(Records from a data source)
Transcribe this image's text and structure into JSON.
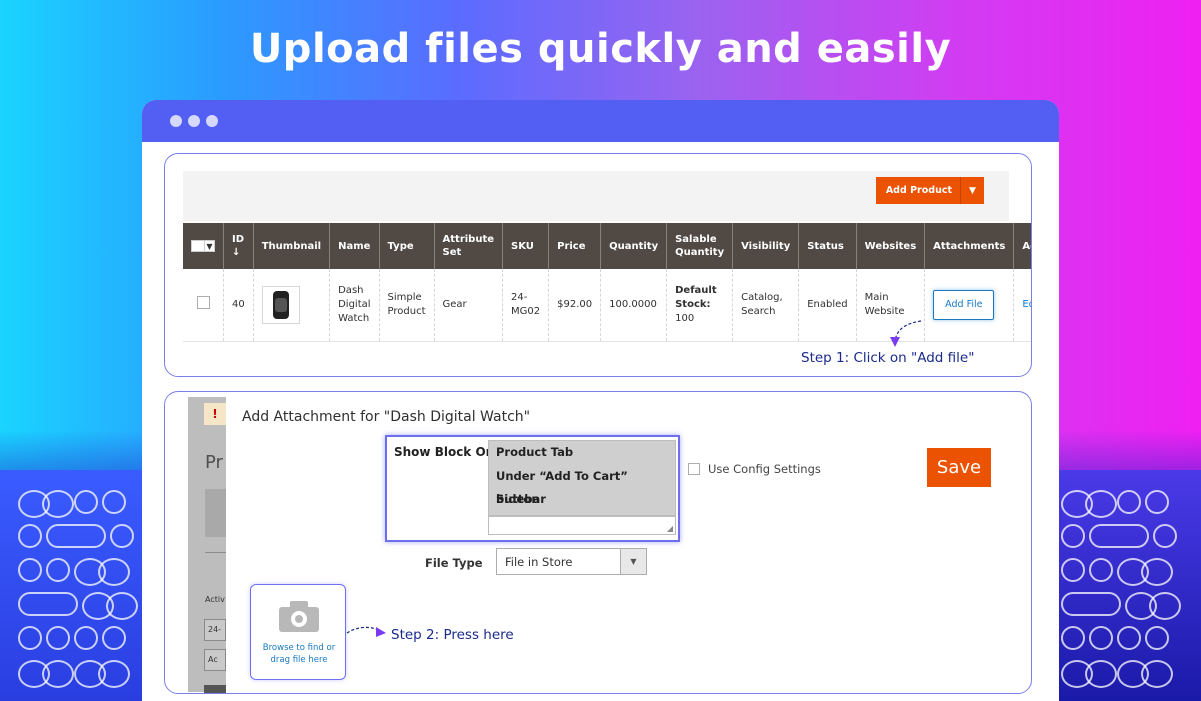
{
  "headline": "Upload files quickly and easily",
  "colors": {
    "accent": "#535ef2",
    "magento_orange": "#eb5202",
    "grid_header": "#514943",
    "step_text": "#1a2a8a"
  },
  "grid": {
    "add_product_label": "Add Product",
    "columns": [
      "ID ↓",
      "Thumbnail",
      "Name",
      "Type",
      "Attribute Set",
      "SKU",
      "Price",
      "Quantity",
      "Salable Quantity",
      "Visibility",
      "Status",
      "Websites",
      "Attachments",
      "Action"
    ],
    "row": {
      "id": "40",
      "name": "Dash Digital Watch",
      "type": "Simple Product",
      "attribute_set": "Gear",
      "sku": "24-MG02",
      "price": "$92.00",
      "quantity": "100.0000",
      "salable_label": "Default Stock:",
      "salable_value": "100",
      "visibility": "Catalog, Search",
      "status": "Enabled",
      "websites": "Main Website",
      "attachments_button": "Add File",
      "action": "Edit"
    },
    "step1": "Step 1: Click on \"Add file\""
  },
  "modal": {
    "bg_page_title": "Pr",
    "bg_label_active": "Activ",
    "bg_input_value": "24-",
    "bg_button": "Ac",
    "title": "Add Attachment for \"Dash Digital Watch\"",
    "show_block_label": "Show Block On",
    "show_block_options": [
      "Product Tab",
      "Under “Add To Cart” button",
      "Sidebar"
    ],
    "use_config_label": "Use Config Settings",
    "save_label": "Save",
    "file_type_label": "File Type",
    "file_type_value": "File in Store",
    "upload_text": "Browse to find or drag file here",
    "step2": "Step 2: Press here"
  }
}
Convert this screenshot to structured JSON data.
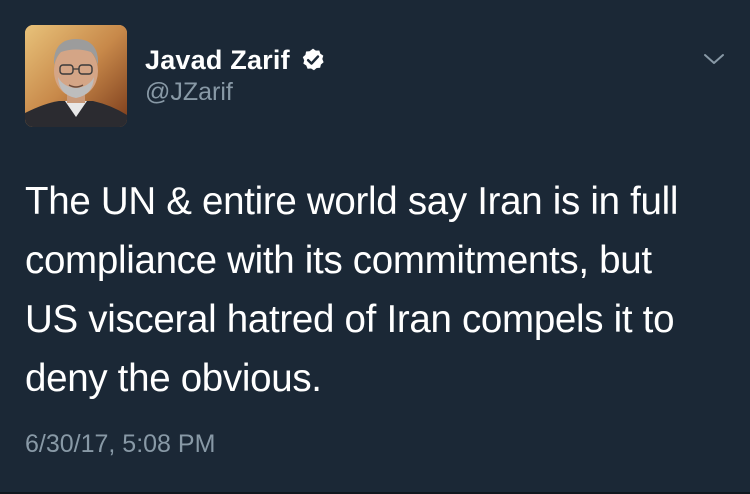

TASK DESCRIPTION:
Leave out the pictures and print each record exactly as it stands.

EXERCISE OUTPUT:
Transcribe this image's text and structure into JSON.
{
  "headline": "Upload files quickly and easily",
  "colors": {
    "accent": "#535ef2",
    "magento_orange": "#eb5202",
    "grid_header": "#514943",
    "step_text": "#1a2a8a"
  },
  "grid": {
    "add_product_label": "Add Product",
    "columns": [
      "ID ↓",
      "Thumbnail",
      "Name",
      "Type",
      "Attribute Set",
      "SKU",
      "Price",
      "Quantity",
      "Salable Quantity",
      "Visibility",
      "Status",
      "Websites",
      "Attachments",
      "Action"
    ],
    "row": {
      "id": "40",
      "name": "Dash Digital Watch",
      "type": "Simple Product",
      "attribute_set": "Gear",
      "sku": "24-MG02",
      "price": "$92.00",
      "quantity": "100.0000",
      "salable_label": "Default Stock:",
      "salable_value": "100",
      "visibility": "Catalog, Search",
      "status": "Enabled",
      "websites": "Main Website",
      "attachments_button": "Add File",
      "action": "Edit"
    },
    "step1": "Step 1: Click on \"Add file\""
  },
  "modal": {
    "bg_page_title": "Pr",
    "bg_label_active": "Activ",
    "bg_input_value": "24-",
    "bg_button": "Ac",
    "title": "Add Attachment for \"Dash Digital Watch\"",
    "show_block_label": "Show Block On",
    "show_block_options": [
      "Product Tab",
      "Under “Add To Cart” button",
      "Sidebar"
    ],
    "use_config_label": "Use Config Settings",
    "save_label": "Save",
    "file_type_label": "File Type",
    "file_type_value": "File in Store",
    "upload_text": "Browse to find or drag file here",
    "step2": "Step 2: Press here"
  }
}
Convert this screenshot to structured JSON data.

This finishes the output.